┌─ Stored data

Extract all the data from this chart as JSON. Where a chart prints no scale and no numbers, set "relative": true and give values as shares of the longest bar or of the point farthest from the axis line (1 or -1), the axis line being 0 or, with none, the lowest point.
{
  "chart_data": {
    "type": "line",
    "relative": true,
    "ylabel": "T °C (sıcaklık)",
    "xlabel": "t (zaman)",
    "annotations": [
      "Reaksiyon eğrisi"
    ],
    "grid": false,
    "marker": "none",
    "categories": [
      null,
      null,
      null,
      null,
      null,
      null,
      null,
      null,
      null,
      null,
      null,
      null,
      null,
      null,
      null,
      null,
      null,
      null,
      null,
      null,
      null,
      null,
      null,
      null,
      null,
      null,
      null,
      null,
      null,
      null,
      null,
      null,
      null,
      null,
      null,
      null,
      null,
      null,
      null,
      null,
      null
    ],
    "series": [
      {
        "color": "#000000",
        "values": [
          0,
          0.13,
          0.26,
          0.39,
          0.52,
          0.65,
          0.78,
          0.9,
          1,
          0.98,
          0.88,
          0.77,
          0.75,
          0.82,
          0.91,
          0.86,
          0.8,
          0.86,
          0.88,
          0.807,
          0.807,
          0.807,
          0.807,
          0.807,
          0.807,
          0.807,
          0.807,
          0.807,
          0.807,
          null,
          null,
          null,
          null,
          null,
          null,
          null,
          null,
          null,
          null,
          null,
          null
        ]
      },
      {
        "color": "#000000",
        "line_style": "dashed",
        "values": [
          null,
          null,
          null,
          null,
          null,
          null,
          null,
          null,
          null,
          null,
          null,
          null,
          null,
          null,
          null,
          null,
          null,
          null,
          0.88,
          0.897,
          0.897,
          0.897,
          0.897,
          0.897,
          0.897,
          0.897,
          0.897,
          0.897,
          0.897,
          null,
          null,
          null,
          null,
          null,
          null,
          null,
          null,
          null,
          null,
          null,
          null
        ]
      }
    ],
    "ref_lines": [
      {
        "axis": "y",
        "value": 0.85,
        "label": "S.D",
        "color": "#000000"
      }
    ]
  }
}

└─

▸ Exercise aim: Copy out each line of the entries that holds "relative".

▸ Full output:
Extract all the data from this chart as JSON. Where a chart prints no scale and no numbers, set "relative": true and give values as shares of the longest bar or of the point farthest from the axis line (1 or -1), the axis line being 0 or, with none, the lowest point.
    "relative": true,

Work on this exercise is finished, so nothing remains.